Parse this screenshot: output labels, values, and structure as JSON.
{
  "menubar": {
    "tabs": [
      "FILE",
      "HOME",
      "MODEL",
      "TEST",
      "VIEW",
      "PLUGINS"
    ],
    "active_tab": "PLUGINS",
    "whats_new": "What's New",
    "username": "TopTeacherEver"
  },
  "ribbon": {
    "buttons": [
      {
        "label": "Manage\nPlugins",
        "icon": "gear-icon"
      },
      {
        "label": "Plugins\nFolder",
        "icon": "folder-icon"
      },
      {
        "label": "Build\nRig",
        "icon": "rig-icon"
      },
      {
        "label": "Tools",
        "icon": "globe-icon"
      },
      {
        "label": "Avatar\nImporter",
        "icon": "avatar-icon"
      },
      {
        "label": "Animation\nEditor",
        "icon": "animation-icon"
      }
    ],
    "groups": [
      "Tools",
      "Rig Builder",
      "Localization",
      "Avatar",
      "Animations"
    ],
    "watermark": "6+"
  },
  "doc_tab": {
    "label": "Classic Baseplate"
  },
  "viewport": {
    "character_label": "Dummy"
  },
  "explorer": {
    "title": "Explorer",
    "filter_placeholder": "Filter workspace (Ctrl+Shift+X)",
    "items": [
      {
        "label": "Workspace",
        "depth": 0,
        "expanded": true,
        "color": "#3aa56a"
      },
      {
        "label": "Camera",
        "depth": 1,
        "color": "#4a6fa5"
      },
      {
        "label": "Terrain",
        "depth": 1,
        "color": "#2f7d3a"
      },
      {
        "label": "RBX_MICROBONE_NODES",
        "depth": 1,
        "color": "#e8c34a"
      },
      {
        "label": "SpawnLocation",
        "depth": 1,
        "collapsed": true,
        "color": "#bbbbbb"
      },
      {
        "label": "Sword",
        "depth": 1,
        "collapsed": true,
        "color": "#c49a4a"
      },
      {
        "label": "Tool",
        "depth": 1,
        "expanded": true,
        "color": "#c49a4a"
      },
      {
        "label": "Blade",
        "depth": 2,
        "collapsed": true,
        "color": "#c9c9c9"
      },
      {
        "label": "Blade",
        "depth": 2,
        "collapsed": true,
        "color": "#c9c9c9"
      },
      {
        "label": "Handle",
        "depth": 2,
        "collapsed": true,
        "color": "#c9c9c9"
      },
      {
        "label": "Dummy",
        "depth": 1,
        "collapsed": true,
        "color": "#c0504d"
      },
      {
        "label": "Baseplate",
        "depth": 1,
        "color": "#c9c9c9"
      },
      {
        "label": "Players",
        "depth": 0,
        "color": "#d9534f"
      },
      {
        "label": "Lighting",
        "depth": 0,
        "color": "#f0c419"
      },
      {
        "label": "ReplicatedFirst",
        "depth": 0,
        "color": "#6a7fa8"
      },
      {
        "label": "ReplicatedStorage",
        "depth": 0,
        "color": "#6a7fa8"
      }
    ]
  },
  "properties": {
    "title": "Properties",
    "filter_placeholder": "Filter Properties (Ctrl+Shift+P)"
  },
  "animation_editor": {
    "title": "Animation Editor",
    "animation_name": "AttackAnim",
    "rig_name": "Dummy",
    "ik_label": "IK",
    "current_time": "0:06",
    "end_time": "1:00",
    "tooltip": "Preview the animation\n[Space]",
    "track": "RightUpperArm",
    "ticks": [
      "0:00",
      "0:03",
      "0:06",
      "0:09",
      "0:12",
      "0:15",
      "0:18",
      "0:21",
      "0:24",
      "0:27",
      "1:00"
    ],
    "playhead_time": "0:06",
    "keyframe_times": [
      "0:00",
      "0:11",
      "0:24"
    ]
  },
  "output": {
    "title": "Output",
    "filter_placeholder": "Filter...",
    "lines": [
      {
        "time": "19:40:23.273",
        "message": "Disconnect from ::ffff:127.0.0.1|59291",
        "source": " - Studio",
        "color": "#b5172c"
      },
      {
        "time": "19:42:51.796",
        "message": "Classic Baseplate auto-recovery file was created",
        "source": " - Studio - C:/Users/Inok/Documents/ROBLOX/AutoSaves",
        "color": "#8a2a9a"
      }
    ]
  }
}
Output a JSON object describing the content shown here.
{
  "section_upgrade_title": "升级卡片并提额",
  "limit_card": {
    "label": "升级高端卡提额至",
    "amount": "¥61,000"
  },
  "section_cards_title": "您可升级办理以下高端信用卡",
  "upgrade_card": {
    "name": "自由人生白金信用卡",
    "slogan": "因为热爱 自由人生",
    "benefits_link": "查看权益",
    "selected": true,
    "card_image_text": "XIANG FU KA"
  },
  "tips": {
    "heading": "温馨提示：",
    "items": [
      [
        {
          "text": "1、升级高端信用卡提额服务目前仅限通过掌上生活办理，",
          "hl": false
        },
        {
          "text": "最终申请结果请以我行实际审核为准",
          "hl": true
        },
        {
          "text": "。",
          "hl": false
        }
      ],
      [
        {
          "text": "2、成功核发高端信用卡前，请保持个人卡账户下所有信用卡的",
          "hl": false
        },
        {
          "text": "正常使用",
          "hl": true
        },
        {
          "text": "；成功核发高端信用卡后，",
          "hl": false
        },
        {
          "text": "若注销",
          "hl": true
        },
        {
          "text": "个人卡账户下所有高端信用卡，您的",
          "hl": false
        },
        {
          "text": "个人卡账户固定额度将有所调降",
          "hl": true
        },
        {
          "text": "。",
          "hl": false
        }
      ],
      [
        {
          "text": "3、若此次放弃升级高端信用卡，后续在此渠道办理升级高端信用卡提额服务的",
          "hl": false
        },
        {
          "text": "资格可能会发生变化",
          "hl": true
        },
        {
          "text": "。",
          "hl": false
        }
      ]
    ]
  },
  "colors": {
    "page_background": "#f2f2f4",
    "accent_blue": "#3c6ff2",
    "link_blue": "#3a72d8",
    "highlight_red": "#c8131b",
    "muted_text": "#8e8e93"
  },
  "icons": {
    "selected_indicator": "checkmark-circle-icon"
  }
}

* * * * * * * * *

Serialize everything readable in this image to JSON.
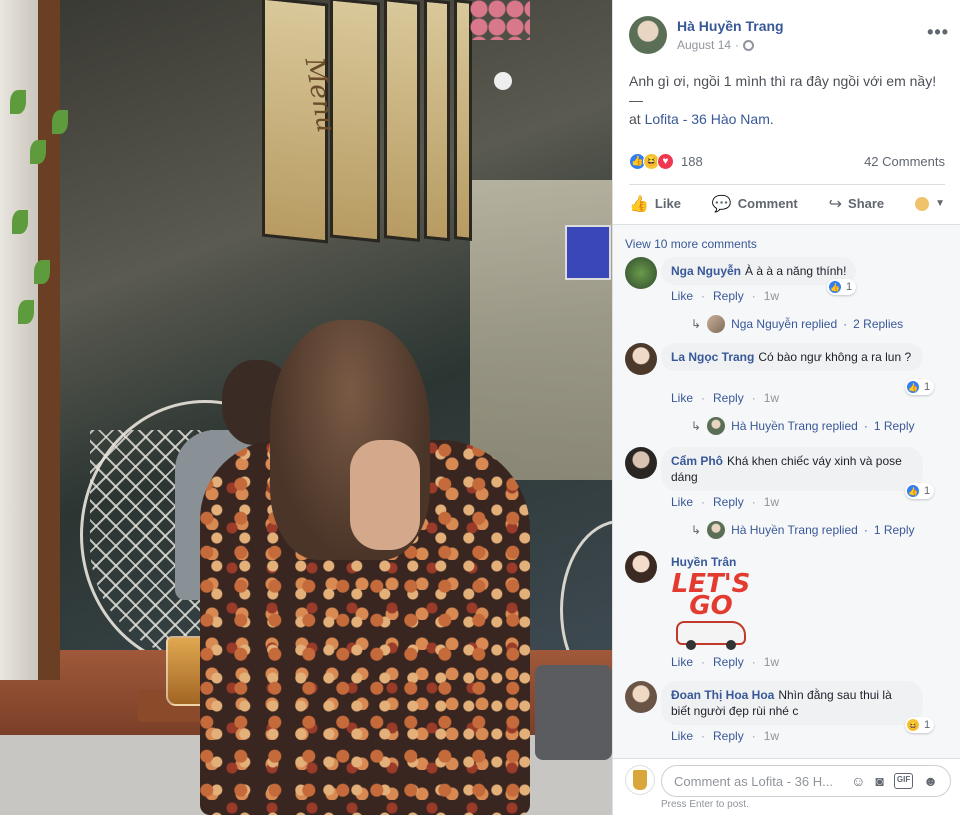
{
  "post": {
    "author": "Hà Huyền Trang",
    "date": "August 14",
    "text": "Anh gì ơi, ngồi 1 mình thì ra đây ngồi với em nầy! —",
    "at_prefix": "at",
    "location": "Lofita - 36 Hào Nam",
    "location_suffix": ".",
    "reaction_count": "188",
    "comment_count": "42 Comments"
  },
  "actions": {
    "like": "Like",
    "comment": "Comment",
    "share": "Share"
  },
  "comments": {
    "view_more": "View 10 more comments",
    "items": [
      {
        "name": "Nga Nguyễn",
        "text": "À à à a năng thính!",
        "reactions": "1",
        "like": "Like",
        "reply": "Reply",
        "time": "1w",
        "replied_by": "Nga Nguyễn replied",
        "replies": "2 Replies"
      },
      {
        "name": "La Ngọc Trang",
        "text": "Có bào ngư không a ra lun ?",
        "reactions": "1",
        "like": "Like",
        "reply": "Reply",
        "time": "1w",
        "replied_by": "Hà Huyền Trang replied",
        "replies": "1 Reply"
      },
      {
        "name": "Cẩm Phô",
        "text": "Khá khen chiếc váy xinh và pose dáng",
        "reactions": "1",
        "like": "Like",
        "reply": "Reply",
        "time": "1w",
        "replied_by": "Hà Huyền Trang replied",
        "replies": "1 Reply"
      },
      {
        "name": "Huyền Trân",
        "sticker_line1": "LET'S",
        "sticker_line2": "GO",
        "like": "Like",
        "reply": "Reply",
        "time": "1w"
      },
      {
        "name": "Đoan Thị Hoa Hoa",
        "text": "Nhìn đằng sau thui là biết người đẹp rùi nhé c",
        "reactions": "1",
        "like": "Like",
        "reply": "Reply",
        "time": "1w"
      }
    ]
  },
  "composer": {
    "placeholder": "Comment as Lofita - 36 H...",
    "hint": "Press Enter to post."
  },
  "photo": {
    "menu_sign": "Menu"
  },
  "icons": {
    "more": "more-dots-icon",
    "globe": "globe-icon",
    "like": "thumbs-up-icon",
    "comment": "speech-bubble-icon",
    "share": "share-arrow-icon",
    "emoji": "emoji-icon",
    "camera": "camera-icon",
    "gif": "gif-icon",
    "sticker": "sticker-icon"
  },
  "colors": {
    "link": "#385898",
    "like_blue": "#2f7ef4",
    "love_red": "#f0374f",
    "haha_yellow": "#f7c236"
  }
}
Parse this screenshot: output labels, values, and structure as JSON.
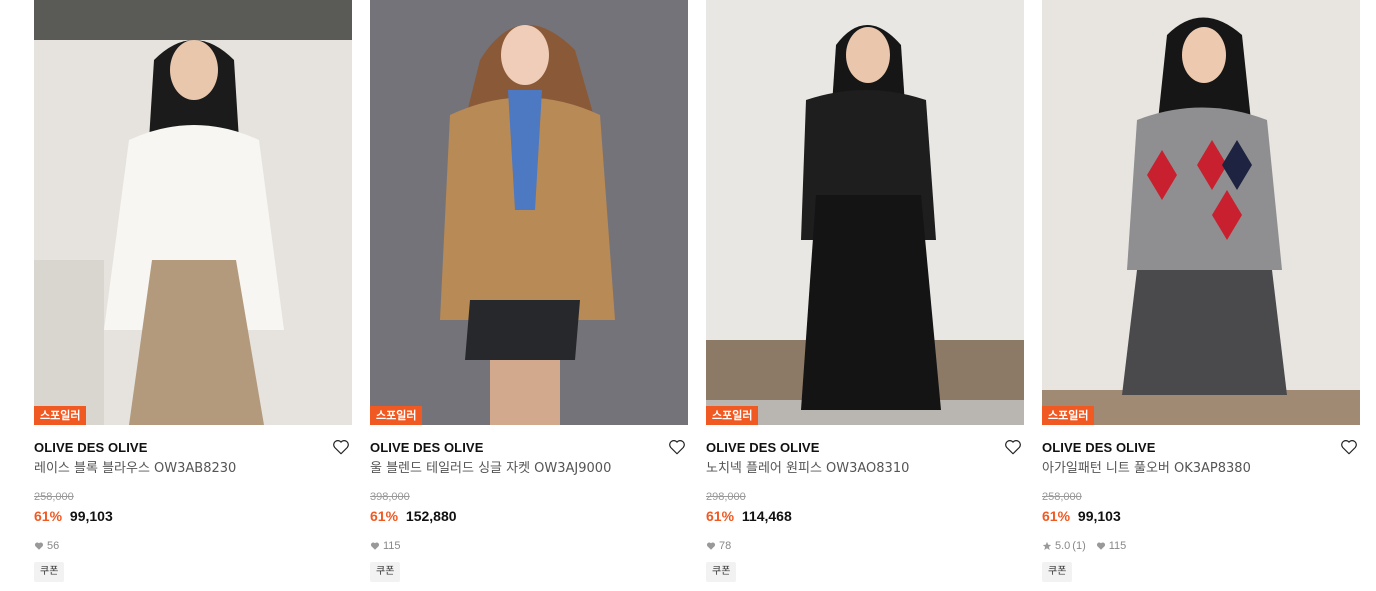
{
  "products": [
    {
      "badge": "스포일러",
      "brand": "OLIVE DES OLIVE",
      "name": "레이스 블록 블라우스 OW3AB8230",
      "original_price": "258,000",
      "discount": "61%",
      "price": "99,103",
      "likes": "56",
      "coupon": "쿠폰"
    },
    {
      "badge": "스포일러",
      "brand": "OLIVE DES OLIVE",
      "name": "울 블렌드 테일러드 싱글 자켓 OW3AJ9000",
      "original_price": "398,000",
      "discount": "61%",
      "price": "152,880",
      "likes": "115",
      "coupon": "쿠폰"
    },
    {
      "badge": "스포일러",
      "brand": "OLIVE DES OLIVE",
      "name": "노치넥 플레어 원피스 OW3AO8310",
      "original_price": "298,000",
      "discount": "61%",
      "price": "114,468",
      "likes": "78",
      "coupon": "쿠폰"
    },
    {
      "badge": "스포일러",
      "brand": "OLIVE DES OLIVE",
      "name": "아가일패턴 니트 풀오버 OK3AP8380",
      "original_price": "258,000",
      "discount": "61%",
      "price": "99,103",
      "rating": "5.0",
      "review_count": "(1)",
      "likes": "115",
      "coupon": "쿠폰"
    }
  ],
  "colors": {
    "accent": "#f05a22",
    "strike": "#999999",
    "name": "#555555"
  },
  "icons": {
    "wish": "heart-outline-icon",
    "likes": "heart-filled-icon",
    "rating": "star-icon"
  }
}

* * * * * * * * *

Reproduce each line of the material containing the word "Studio".

        "source": " - Studio",
        "source": " - Studio - C:/Users/Inok/Documents/ROBLOX/AutoSaves",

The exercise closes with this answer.